#### PASSAGE:
Cavan:  I am sure that is the case.  Garfinkel came from Harvard and Goffman came from Chicago, and from very different traditions.  Garfinkel truly was a student of Parsons and Goffman obviously was not.  They must have met in some informal way, and Goffman might have told him about his book, Presentation of Self, because the first time I heard Garfinkel talk about that particular work, Goffman had already published on class and a couple of other articles.  I used to have a whole collection of his writings, but I don’t remember at this point.  He must have had other publications before The Presentation of Self, but that was the one Garfinkel was particularly enamored with.  One person who used to go down to LA all the time was Egon Bittner.  He was still a graduate student, but he was very very close to Garfinkel.  I believe he taped Garfinkel’s class.  As students in Garfinkel’s class we would go to Egon and asked what Garfinkel said.  Erving might have gone to one of those meetings.  I know that Schegloff and Sacks and Sudnow did.  Sudnow ended being Garfinkel’s editor.  He was the one who would take Garfinkel’s terribly fractured prose and…

Shalin:  [Laughing]

Cavan:   . . . and turn it into a more or less readable sentences. . . .  I know that the guys had been going to these meetings, and Goffman might have gone with them.  They were more taken with what Garfinkel was doing than what Goffman was doing.  I never understood why they were enrolled at Berkeley and not at UCLA. 

Shalin:  Indeed, why?

Cavan:  It was never answered.  I never specifically asked anybody, but it was always clear to me that they were much more interested in Garfinkel.  This created a certain tension with Goffman.  Ostensibly they were his students but they spent a lot of time with Garfinkel.  He [Goffman] should have been the center of their attention. 

Shalin:  It makes sense. 

Cavan:  So that might have been part of the problem with Harvey.  Goffman must have been distressed at how Garfinkelan Harvey’s work was.  

Shalin:  But intellectually, Goffman and Garfinkel had respect for each other. 

Cavan:  Yes, yes.  I wouldn’t have become Goffman’s student if he didn’t already have the respect of Garfinkel.  I wouldn’t have brought a letter of recommendation from Garfinkel and Goffman wouldn’t have accepted it as friendly if he did not respect Garfinkel in return.

Shalin:  I understand that later on the two had a fallout, sometime in the 70s perhaps. 

Cavan:  Garfinkel and Goffman? 

Shalin:  Yes.

Cavan:  Those guys always had fallouts.  It was de rigueur to be on the outs with somebody.  When did Goffman leave Berkeley?  It must have been around ‘74, ‘75? 

Shalin:  He left Berkeley and went to Penn in 1968. 

Cavan:  OK.  Once he left Berkeley the only times I would see Goffman would be at meetings, although I saw him socially between the time that I finished my degree and the time that he left the bay area.

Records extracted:
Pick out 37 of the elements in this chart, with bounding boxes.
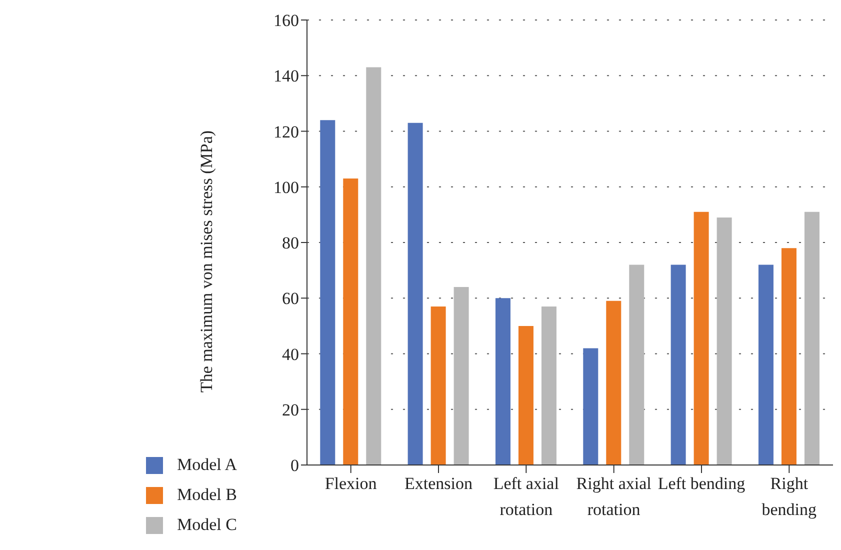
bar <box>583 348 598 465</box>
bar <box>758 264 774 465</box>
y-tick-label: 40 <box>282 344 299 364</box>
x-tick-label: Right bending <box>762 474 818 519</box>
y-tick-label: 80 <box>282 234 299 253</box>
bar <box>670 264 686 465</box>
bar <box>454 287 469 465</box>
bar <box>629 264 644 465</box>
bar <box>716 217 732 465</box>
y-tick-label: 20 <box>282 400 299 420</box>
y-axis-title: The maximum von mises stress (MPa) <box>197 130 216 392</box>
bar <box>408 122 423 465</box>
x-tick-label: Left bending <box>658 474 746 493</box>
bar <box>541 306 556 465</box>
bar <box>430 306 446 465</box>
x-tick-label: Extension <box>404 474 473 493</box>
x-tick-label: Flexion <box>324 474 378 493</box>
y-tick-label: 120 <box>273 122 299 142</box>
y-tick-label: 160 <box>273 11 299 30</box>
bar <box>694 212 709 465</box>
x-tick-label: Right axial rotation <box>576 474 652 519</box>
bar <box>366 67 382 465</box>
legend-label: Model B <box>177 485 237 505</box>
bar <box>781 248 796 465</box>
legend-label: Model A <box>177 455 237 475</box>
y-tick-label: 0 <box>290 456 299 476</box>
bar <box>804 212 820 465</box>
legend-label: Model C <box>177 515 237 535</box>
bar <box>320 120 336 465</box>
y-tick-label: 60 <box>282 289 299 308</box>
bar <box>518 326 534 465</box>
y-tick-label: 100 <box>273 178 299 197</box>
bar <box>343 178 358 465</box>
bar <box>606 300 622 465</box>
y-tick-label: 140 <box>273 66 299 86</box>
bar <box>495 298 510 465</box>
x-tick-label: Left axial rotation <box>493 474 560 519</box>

#### GIVEN PROBLEM A:
For each of these statements, say whether it agrees with the interview, answering yes or no and quoting the words of the interview that decide it: (i) Goffman left Berkeley for Penn in 1968. (ii) Goffman was a student of Parsons. (iii) Sudnow became Garfinkel's editor.
#### GIVEN PROBLEM B:
Write out the part of the interview starting at "Cavan:  It was" and ending at "for each other.", word for word.

#### FULL RESPONSE A:
(i) Yes: "He left Berkeley and went to Penn in 1968."
(ii) No: "Garfinkel truly was a student of Parsons and Goffman obviously was not."
(iii) Yes: "Sudnow ended being Garfinkel’s editor."

#### FULL RESPONSE B:
Cavan:  It was never answered.  I never specifically asked anybody, but it was always clear to me that they were much more interested in Garfinkel.  This created a certain tension with Goffman.  Ostensibly they were his students but they spent a lot of time with Garfinkel.  He [Goffman] should have been the center of their attention. 

Shalin:  It makes sense. 

Cavan:  So that might have been part of the problem with Harvey.  Goffman must have been distressed at how Garfinkelan Harvey’s work was.  

Shalin:  But intellectually, Goffman and Garfinkel had respect for each other.